(Stored data entries)
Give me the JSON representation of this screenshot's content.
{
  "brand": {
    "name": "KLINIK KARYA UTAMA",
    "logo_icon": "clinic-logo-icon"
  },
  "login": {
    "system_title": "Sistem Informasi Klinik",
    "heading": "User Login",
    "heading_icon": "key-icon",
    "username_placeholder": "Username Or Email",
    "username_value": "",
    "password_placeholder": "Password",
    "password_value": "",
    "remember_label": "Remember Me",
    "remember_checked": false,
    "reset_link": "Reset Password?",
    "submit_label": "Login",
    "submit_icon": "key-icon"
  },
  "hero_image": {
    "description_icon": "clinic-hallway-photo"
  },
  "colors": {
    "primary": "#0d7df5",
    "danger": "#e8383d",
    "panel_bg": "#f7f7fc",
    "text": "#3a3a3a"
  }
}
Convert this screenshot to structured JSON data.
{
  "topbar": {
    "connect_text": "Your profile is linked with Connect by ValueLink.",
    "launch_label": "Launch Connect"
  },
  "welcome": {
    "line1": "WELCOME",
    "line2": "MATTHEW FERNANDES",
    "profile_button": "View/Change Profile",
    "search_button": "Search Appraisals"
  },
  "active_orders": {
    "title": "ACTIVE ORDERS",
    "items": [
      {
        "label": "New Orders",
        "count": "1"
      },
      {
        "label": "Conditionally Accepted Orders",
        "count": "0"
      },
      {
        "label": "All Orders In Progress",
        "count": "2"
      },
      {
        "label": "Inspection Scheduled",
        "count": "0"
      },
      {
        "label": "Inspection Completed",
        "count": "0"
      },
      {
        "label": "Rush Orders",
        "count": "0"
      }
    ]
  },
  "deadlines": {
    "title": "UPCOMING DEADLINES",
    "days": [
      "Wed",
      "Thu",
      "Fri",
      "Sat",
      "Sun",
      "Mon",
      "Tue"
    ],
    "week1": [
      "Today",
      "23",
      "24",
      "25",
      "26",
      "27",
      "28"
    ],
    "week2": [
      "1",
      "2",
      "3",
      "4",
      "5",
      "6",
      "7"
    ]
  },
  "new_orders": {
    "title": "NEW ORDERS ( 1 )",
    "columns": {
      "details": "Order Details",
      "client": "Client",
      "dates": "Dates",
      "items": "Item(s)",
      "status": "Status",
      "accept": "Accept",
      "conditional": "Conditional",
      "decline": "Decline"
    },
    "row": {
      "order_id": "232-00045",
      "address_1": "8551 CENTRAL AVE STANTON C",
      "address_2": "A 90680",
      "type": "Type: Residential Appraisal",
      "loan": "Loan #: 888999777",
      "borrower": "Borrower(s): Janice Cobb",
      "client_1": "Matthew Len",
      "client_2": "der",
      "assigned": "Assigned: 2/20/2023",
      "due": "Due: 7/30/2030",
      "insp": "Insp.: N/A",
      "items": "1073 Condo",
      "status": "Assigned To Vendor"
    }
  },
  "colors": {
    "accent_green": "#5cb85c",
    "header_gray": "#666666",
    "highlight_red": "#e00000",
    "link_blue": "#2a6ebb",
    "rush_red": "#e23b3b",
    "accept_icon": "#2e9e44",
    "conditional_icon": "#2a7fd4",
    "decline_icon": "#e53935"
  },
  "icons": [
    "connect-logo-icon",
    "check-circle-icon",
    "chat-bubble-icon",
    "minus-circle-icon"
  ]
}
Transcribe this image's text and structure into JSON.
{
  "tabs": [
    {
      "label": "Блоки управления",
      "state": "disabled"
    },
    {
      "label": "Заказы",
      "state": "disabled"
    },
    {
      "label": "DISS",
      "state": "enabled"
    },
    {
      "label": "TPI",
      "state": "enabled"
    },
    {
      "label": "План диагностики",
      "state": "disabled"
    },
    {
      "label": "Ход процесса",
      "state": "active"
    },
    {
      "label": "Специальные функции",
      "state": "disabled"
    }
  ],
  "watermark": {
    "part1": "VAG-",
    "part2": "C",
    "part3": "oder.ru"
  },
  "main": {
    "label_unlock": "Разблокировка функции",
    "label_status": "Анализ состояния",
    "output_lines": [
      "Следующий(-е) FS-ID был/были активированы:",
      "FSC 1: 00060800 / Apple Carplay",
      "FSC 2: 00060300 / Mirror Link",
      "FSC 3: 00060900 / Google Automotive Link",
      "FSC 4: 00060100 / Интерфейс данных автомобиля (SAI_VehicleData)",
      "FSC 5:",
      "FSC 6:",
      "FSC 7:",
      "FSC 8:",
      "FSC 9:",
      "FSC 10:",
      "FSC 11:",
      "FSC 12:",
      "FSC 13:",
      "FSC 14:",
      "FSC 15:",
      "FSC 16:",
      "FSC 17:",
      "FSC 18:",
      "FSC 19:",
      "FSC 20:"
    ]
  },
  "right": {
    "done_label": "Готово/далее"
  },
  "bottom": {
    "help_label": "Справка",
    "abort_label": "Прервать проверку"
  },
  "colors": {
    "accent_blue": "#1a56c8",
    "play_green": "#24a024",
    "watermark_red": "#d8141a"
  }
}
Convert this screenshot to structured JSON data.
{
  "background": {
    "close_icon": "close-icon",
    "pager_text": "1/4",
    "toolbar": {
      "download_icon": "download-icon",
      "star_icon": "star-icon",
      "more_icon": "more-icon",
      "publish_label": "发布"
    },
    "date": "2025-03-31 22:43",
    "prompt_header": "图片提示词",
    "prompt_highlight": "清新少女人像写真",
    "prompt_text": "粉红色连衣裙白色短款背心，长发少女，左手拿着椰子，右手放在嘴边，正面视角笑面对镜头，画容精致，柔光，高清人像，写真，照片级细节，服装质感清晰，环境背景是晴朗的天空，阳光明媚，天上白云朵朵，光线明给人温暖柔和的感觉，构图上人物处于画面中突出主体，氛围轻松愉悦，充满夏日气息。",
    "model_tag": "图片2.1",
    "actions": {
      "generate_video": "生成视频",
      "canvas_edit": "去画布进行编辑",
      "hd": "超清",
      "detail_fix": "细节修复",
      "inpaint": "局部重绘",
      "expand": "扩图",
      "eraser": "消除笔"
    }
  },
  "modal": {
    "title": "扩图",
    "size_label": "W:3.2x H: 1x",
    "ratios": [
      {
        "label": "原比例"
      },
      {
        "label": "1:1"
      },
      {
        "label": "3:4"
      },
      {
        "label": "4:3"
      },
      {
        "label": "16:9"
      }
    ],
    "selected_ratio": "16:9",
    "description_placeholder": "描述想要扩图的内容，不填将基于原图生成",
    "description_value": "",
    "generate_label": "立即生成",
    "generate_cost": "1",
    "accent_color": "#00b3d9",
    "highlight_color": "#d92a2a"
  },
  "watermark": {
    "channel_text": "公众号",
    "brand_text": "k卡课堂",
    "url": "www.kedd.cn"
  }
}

TASK DETAILS :: Copy all the lines, exactly.

RESPONSE FOR THIS EXERCISE ::
Give me the JSON representation of this screenshot's content.
{
  "brand": {
    "name": "KLINIK KARYA UTAMA",
    "logo_icon": "clinic-logo-icon"
  },
  "login": {
    "system_title": "Sistem Informasi Klinik",
    "heading": "User Login",
    "heading_icon": "key-icon",
    "username_placeholder": "Username Or Email",
    "username_value": "",
    "password_placeholder": "Password",
    "password_value": "",
    "remember_label": "Remember Me",
    "remember_checked": false,
    "reset_link": "Reset Password?",
    "submit_label": "Login",
    "submit_icon": "key-icon"
  },
  "hero_image": {
    "description_icon": "clinic-hallway-photo"
  },
  "colors": {
    "primary": "#0d7df5",
    "danger": "#e8383d",
    "panel_bg": "#f7f7fc",
    "text": "#3a3a3a"
  }
}
Convert this screenshot to structured JSON data.
{
  "topbar": {
    "connect_text": "Your profile is linked with Connect by ValueLink.",
    "launch_label": "Launch Connect"
  },
  "welcome": {
    "line1": "WELCOME",
    "line2": "MATTHEW FERNANDES",
    "profile_button": "View/Change Profile",
    "search_button": "Search Appraisals"
  },
  "active_orders": {
    "title": "ACTIVE ORDERS",
    "items": [
      {
        "label": "New Orders",
        "count": "1"
      },
      {
        "label": "Conditionally Accepted Orders",
        "count": "0"
      },
      {
        "label": "All Orders In Progress",
        "count": "2"
      },
      {
        "label": "Inspection Scheduled",
        "count": "0"
      },
      {
        "label": "Inspection Completed",
        "count": "0"
      },
      {
        "label": "Rush Orders",
        "count": "0"
      }
    ]
  },
  "deadlines": {
    "title": "UPCOMING DEADLINES",
    "days": [
      "Wed",
      "Thu",
      "Fri",
      "Sat",
      "Sun",
      "Mon",
      "Tue"
    ],
    "week1": [
      "Today",
      "23",
      "24",
      "25",
      "26",
      "27",
      "28"
    ],
    "week2": [
      "1",
      "2",
      "3",
      "4",
      "5",
      "6",
      "7"
    ]
  },
  "new_orders": {
    "title": "NEW ORDERS ( 1 )",
    "columns": {
      "details": "Order Details",
      "client": "Client",
      "dates": "Dates",
      "items": "Item(s)",
      "status": "Status",
      "accept": "Accept",
      "conditional": "Conditional",
      "decline": "Decline"
    },
    "row": {
      "order_id": "232-00045",
      "address_1": "8551 CENTRAL AVE STANTON C",
      "address_2": "A 90680",
      "type": "Type: Residential Appraisal",
      "loan": "Loan #: 888999777",
      "borrower": "Borrower(s): Janice Cobb",
      "client_1": "Matthew Len",
      "client_2": "der",
      "assigned": "Assigned: 2/20/2023",
      "due": "Due: 7/30/2030",
      "insp": "Insp.: N/A",
      "items": "1073 Condo",
      "status": "Assigned To Vendor"
    }
  },
  "colors": {
    "accent_green": "#5cb85c",
    "header_gray": "#666666",
    "highlight_red": "#e00000",
    "link_blue": "#2a6ebb",
    "rush_red": "#e23b3b",
    "accept_icon": "#2e9e44",
    "conditional_icon": "#2a7fd4",
    "decline_icon": "#e53935"
  },
  "icons": [
    "connect-logo-icon",
    "check-circle-icon",
    "chat-bubble-icon",
    "minus-circle-icon"
  ]
}
Transcribe this image's text and structure into JSON.
{
  "tabs": [
    {
      "label": "Блоки управления",
      "state": "disabled"
    },
    {
      "label": "Заказы",
      "state": "disabled"
    },
    {
      "label": "DISS",
      "state": "enabled"
    },
    {
      "label": "TPI",
      "state": "enabled"
    },
    {
      "label": "План диагностики",
      "state": "disabled"
    },
    {
      "label": "Ход процесса",
      "state": "active"
    },
    {
      "label": "Специальные функции",
      "state": "disabled"
    }
  ],
  "watermark": {
    "part1": "VAG-",
    "part2": "C",
    "part3": "oder.ru"
  },
  "main": {
    "label_unlock": "Разблокировка функции",
    "label_status": "Анализ состояния",
    "output_lines": [
      "Следующий(-е) FS-ID был/были активированы:",
      "FSC 1: 00060800 / Apple Carplay",
      "FSC 2: 00060300 / Mirror Link",
      "FSC 3: 00060900 / Google Automotive Link",
      "FSC 4: 00060100 / Интерфейс данных автомобиля (SAI_VehicleData)",
      "FSC 5:",
      "FSC 6:",
      "FSC 7:",
      "FSC 8:",
      "FSC 9:",
      "FSC 10:",
      "FSC 11:",
      "FSC 12:",
      "FSC 13:",
      "FSC 14:",
      "FSC 15:",
      "FSC 16:",
      "FSC 17:",
      "FSC 18:",
      "FSC 19:",
      "FSC 20:"
    ]
  },
  "right": {
    "done_label": "Готово/далее"
  },
  "bottom": {
    "help_label": "Справка",
    "abort_label": "Прервать проверку"
  },
  "colors": {
    "accent_blue": "#1a56c8",
    "play_green": "#24a024",
    "watermark_red": "#d8141a"
  }
}
Convert this screenshot to structured JSON data.
{
  "background": {
    "close_icon": "close-icon",
    "pager_text": "1/4",
    "toolbar": {
      "download_icon": "download-icon",
      "star_icon": "star-icon",
      "more_icon": "more-icon",
      "publish_label": "发布"
    },
    "date": "2025-03-31 22:43",
    "prompt_header": "图片提示词",
    "prompt_highlight": "清新少女人像写真",
    "prompt_text": "粉红色连衣裙白色短款背心，长发少女，左手拿着椰子，右手放在嘴边，正面视角笑面对镜头，画容精致，柔光，高清人像，写真，照片级细节，服装质感清晰，环境背景是晴朗的天空，阳光明媚，天上白云朵朵，光线明给人温暖柔和的感觉，构图上人物处于画面中突出主体，氛围轻松愉悦，充满夏日气息。",
    "model_tag": "图片2.1",
    "actions": {
      "generate_video": "生成视频",
      "canvas_edit": "去画布进行编辑",
      "hd": "超清",
      "detail_fix": "细节修复",
      "inpaint": "局部重绘",
      "expand": "扩图",
      "eraser": "消除笔"
    }
  },
  "modal": {
    "title": "扩图",
    "size_label": "W:3.2x H: 1x",
    "ratios": [
      {
        "label": "原比例"
      },
      {
        "label": "1:1"
      },
      {
        "label": "3:4"
      },
      {
        "label": "4:3"
      },
      {
        "label": "16:9"
      }
    ],
    "selected_ratio": "16:9",
    "description_placeholder": "描述想要扩图的内容，不填将基于原图生成",
    "description_value": "",
    "generate_label": "立即生成",
    "generate_cost": "1",
    "accent_color": "#00b3d9",
    "highlight_color": "#d92a2a"
  },
  "watermark": {
    "channel_text": "公众号",
    "brand_text": "k卡课堂",
    "url": "www.kedd.cn"
  }
}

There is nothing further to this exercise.